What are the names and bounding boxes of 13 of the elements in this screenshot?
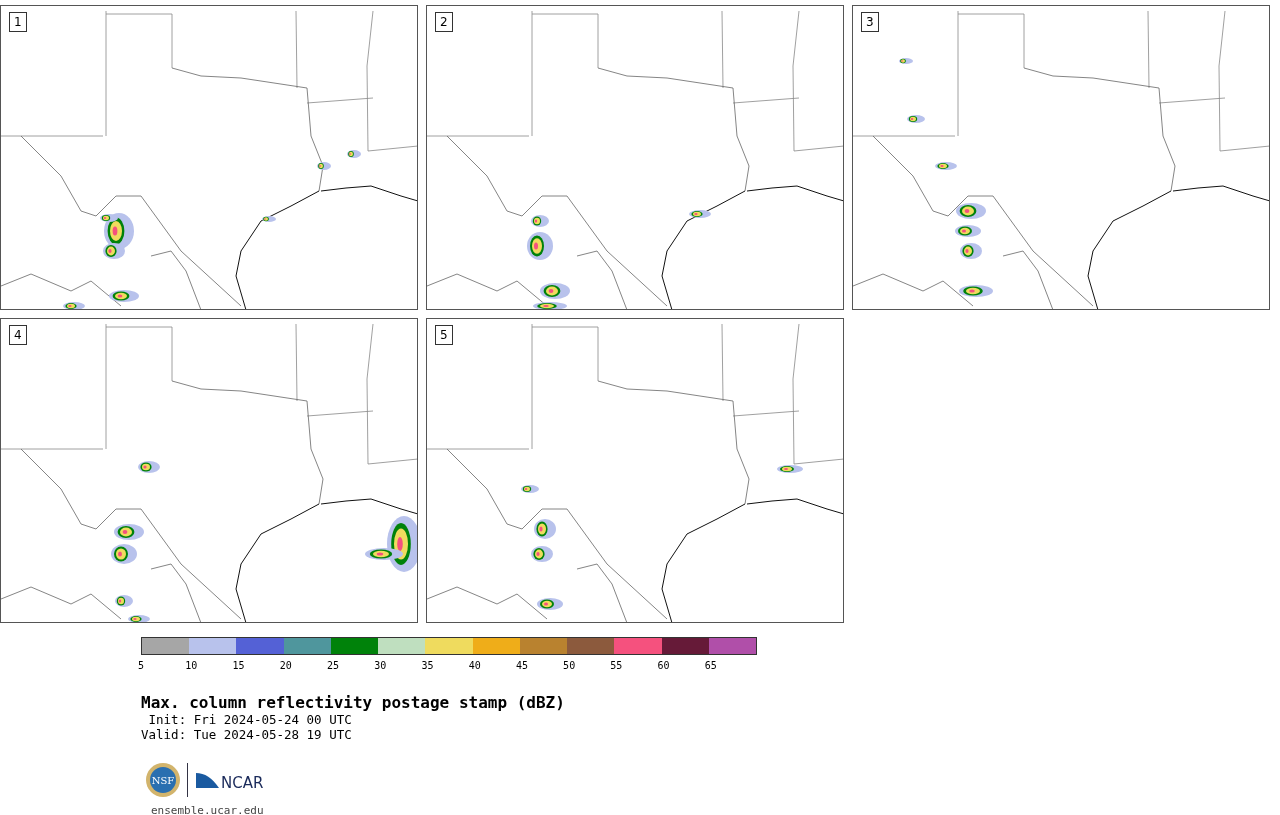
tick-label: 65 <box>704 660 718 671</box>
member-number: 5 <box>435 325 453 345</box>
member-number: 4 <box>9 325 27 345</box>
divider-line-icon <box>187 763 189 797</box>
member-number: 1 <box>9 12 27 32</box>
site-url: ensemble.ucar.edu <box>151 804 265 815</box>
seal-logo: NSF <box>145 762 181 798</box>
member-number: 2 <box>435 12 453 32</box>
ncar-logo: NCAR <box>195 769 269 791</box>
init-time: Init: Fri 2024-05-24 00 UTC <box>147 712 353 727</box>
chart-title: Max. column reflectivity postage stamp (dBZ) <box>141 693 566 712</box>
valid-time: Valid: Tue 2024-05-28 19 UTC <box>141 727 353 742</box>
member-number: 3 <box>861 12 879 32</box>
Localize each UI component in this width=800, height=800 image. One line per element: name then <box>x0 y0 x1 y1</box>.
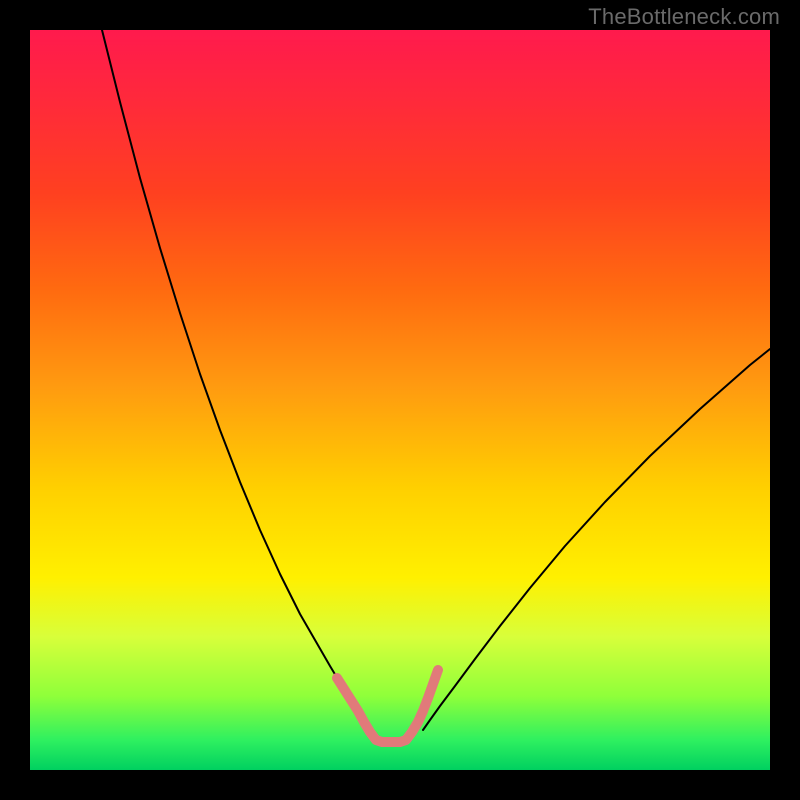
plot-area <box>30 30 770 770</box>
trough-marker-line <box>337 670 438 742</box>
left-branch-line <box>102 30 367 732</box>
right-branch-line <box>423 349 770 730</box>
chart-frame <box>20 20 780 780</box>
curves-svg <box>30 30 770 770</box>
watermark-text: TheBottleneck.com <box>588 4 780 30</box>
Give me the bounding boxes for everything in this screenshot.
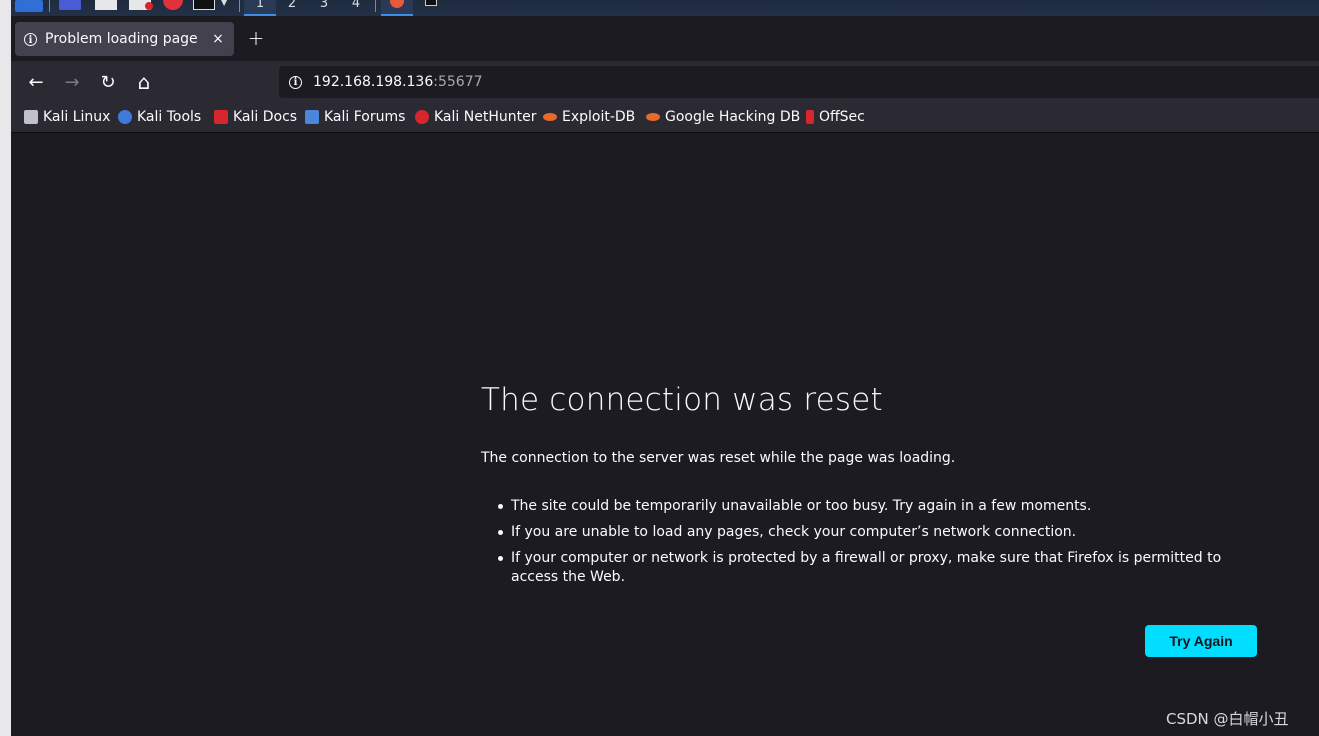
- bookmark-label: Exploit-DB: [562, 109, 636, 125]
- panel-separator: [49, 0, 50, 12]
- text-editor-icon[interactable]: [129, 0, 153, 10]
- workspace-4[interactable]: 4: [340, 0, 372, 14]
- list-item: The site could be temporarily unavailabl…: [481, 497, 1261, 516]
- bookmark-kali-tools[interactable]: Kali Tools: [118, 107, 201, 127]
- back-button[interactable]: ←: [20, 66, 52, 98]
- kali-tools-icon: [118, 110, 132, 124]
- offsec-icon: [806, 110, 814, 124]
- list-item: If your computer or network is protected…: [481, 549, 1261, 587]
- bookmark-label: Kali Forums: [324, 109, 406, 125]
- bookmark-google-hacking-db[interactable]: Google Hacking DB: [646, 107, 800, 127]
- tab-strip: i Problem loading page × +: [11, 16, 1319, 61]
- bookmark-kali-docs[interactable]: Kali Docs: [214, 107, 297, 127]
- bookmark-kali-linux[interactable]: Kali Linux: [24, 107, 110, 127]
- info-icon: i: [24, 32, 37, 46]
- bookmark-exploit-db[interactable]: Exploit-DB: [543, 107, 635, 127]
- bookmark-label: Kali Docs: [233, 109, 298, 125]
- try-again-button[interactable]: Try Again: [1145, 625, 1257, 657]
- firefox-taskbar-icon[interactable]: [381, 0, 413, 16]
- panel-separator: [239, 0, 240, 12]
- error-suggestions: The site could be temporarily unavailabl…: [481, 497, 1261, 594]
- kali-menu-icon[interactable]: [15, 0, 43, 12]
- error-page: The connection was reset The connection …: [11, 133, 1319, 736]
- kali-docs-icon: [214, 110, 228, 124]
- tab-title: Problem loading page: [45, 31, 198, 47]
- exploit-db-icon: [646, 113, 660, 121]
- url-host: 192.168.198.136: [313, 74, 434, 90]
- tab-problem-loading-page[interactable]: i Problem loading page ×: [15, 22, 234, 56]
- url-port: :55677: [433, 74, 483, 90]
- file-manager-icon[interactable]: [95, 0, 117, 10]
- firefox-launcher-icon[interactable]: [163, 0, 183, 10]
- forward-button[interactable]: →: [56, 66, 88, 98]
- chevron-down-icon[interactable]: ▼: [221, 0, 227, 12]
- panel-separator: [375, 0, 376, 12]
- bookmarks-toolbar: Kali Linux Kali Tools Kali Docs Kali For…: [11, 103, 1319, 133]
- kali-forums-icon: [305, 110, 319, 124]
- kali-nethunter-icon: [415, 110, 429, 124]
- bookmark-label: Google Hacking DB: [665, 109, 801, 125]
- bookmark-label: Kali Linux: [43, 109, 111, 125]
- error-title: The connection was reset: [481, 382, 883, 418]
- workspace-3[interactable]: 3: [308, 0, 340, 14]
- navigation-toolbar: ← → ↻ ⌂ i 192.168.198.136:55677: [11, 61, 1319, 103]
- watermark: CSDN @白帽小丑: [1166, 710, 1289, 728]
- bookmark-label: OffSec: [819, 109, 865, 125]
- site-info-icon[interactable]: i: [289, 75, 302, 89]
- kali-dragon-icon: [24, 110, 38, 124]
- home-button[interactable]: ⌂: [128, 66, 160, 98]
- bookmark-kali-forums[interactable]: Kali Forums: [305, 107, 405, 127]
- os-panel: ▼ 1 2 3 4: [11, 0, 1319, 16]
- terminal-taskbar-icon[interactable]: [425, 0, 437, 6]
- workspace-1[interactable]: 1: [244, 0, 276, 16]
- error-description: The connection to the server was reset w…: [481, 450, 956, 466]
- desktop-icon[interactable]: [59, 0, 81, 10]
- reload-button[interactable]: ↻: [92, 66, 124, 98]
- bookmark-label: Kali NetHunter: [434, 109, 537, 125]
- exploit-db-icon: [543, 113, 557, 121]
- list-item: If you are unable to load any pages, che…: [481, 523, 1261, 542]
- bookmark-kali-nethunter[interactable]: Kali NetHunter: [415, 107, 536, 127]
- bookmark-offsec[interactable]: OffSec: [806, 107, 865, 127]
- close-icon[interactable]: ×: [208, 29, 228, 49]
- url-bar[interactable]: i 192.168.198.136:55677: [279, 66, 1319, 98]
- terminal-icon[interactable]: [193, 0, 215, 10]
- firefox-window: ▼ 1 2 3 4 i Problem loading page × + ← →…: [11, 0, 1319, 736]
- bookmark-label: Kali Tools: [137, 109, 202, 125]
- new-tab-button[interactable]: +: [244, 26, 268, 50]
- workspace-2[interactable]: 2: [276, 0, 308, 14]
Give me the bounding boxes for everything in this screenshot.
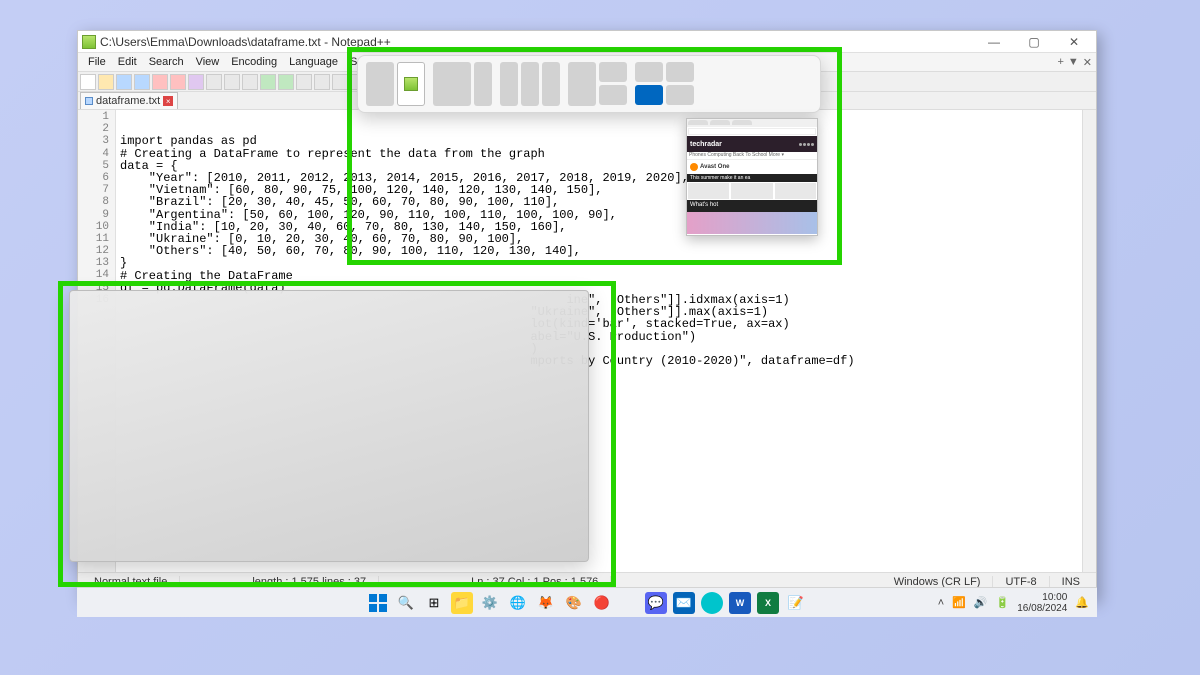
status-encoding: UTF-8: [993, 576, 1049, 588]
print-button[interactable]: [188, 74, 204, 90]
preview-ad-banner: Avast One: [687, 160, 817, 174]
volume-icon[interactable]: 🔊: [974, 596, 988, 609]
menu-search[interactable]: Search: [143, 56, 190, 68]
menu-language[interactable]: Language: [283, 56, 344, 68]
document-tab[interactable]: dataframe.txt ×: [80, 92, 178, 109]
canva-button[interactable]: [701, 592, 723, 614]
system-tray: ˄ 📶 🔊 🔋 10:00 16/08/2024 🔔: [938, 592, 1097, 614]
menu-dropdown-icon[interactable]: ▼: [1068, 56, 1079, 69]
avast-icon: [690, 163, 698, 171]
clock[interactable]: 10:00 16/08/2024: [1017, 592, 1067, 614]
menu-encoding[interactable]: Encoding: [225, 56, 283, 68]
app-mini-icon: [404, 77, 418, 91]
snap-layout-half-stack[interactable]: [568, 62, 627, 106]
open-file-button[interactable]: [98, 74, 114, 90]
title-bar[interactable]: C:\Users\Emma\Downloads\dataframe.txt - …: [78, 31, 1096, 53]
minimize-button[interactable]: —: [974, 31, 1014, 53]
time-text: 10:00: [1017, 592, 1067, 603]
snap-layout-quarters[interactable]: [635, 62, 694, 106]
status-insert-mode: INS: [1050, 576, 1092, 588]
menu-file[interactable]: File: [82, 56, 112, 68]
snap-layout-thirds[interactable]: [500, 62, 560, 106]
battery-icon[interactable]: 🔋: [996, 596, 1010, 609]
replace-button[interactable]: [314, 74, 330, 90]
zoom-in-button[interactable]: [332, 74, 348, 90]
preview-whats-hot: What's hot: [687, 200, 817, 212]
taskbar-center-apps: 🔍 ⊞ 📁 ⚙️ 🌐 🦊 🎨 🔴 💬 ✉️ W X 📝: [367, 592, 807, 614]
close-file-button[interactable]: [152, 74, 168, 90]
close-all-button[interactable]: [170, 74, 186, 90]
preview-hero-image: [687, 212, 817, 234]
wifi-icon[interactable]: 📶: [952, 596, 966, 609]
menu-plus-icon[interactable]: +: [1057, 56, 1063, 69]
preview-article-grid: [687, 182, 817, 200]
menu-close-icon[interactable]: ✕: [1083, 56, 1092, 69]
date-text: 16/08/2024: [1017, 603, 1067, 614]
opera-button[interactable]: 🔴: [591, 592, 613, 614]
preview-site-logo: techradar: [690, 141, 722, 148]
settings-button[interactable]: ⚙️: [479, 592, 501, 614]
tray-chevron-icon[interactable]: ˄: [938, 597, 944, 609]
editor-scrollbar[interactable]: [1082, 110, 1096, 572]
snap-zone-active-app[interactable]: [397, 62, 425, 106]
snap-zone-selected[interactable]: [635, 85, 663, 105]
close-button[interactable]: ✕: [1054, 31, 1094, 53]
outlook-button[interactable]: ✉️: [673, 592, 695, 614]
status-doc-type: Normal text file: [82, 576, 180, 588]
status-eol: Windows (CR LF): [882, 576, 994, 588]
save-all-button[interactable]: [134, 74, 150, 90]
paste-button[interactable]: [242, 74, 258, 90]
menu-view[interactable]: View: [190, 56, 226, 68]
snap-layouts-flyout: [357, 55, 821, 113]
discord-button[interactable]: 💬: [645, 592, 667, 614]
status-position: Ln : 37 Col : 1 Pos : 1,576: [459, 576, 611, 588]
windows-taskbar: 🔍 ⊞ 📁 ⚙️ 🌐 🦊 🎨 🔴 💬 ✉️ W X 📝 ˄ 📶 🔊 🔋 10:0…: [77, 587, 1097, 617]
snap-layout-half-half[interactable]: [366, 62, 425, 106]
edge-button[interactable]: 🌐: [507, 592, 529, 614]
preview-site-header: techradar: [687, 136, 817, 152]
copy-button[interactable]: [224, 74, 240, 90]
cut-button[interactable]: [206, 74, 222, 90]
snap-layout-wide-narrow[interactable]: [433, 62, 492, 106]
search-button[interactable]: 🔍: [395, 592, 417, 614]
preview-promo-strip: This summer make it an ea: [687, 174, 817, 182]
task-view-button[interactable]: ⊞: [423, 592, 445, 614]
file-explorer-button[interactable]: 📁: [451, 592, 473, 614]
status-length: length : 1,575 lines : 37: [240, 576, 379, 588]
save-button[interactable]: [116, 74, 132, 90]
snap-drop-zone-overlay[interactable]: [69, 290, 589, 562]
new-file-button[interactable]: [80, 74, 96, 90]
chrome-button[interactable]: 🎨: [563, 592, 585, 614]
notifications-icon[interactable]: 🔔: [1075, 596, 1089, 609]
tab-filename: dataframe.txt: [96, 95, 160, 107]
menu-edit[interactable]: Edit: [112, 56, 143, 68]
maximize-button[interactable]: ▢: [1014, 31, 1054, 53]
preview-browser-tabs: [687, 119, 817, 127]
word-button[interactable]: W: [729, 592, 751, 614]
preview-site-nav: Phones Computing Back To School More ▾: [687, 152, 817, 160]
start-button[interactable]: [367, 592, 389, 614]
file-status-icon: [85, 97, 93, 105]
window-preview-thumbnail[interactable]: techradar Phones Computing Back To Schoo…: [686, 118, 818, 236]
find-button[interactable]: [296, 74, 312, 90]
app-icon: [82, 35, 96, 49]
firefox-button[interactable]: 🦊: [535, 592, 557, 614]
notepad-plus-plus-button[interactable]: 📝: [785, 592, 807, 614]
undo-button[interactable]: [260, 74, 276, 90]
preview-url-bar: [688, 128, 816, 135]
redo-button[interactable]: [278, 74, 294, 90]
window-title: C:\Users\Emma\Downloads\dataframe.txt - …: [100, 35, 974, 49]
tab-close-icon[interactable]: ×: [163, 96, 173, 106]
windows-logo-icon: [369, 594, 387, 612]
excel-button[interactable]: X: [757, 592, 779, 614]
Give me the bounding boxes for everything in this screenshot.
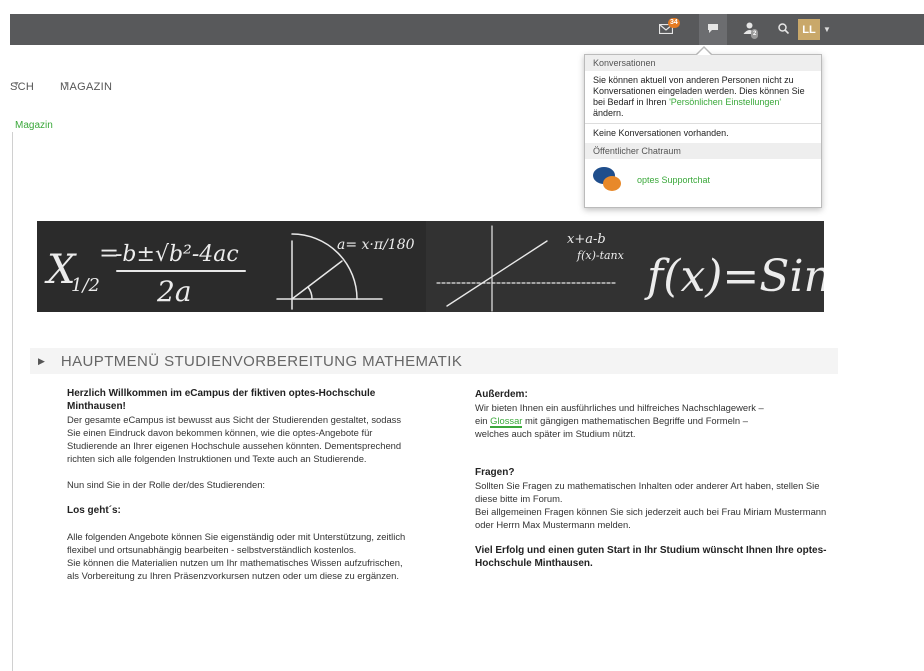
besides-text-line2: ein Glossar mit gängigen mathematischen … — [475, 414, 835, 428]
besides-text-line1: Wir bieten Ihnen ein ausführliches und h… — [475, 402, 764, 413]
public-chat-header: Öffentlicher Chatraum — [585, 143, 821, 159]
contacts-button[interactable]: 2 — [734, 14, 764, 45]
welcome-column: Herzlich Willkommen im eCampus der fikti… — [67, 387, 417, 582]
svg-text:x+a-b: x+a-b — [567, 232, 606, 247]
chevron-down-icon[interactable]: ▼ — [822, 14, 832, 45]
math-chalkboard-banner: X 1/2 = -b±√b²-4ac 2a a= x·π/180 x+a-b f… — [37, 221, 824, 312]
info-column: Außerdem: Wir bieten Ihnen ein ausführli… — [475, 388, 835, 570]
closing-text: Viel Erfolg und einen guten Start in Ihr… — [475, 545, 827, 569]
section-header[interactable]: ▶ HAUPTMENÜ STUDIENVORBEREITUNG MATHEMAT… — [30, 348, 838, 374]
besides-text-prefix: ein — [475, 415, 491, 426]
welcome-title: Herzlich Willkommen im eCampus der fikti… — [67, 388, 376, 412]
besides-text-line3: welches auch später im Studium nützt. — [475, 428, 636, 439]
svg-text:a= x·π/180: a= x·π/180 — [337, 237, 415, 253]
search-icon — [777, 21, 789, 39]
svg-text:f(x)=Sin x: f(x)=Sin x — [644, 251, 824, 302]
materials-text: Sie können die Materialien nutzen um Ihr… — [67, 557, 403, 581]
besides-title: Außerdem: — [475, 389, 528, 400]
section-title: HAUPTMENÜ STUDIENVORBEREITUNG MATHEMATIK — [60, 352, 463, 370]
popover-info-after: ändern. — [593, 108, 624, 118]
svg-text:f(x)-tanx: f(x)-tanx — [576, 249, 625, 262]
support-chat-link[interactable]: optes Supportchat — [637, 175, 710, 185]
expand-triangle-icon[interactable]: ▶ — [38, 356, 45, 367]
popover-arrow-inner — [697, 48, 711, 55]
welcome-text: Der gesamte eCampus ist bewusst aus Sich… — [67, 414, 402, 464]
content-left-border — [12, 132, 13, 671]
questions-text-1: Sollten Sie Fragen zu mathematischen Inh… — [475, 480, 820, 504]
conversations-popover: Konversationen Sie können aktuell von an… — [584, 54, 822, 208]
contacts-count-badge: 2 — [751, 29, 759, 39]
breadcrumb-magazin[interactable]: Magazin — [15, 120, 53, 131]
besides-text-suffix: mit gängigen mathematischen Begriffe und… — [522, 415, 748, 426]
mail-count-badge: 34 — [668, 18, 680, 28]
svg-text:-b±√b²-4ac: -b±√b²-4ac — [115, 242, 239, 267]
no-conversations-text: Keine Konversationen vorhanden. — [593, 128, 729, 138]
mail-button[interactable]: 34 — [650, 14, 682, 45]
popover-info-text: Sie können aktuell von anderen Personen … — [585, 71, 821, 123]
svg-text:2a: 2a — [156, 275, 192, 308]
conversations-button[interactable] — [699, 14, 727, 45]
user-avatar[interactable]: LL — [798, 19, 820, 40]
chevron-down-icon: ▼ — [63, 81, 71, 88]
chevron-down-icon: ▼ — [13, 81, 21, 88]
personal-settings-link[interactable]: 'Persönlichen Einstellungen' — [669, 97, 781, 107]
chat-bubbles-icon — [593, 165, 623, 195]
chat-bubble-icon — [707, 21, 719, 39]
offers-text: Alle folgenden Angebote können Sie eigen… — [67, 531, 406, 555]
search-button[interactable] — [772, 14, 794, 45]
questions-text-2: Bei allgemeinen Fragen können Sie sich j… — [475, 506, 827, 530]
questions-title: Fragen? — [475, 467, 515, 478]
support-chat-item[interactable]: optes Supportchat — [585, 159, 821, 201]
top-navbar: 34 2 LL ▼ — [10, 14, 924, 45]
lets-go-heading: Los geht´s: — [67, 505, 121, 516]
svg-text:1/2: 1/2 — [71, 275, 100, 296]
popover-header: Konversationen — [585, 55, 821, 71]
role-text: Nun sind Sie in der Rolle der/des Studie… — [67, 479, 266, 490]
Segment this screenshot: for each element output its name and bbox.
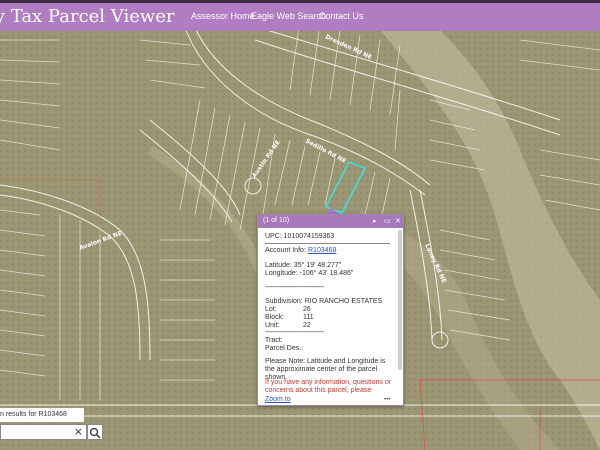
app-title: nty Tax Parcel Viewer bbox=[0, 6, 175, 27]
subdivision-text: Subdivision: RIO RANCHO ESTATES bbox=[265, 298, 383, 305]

________

• WRITTEN PROBLEM: Convert the lines of the records from the one containing "besides-text-line2: ein Glossar" through the one containing "section-header[interactable]: ▶ HAUPTMENÜ" into a Markdown table with the columns Row and Line. Put a row number under Row and the line under Line, and skip any blank lines.

• RESULT BELOW:
| Row | Line |
|---|---|
| 1 | besides-text-line2: ein Glossar mit gängigen mathematischen … — [475, 414, 835, 428] |
| 2 | besides-text-line1: Wir bieten Ihnen ein ausführliches und h… — [475, 402, 764, 413] |
| 3 | public-chat-header: Öffentlicher Chatraum — [585, 143, 821, 159] |
| 4 | contacts-button[interactable]: 2 — [734, 14, 764, 45] |
| 5 | welcome-column: Herzlich Willkommen im eCampus der fikti… — [67, 387, 417, 582] |
| 6 | svg-text:x+a-b: x+a-b — [567, 232, 606, 247] |
| 7 | chevron-down-icon[interactable]: ▼ — [822, 14, 832, 45] |
| 8 | math-chalkboard-banner: X 1/2 = -b±√b²-4ac 2a a= x·π/180 x+a-b f… — [37, 221, 824, 312] |
| 9 | info-column: Außerdem: Wir bieten Ihnen ein ausführli… — [475, 388, 835, 570] |
| 10 | closing-text: Viel Erfolg und einen guten Start in Ihr… — [475, 545, 827, 569] |
| 11 | section-header[interactable]: ▶ HAUPTMENÜ STUDIENVORBEREITUNG MATHEMAT… — [30, 348, 838, 374] |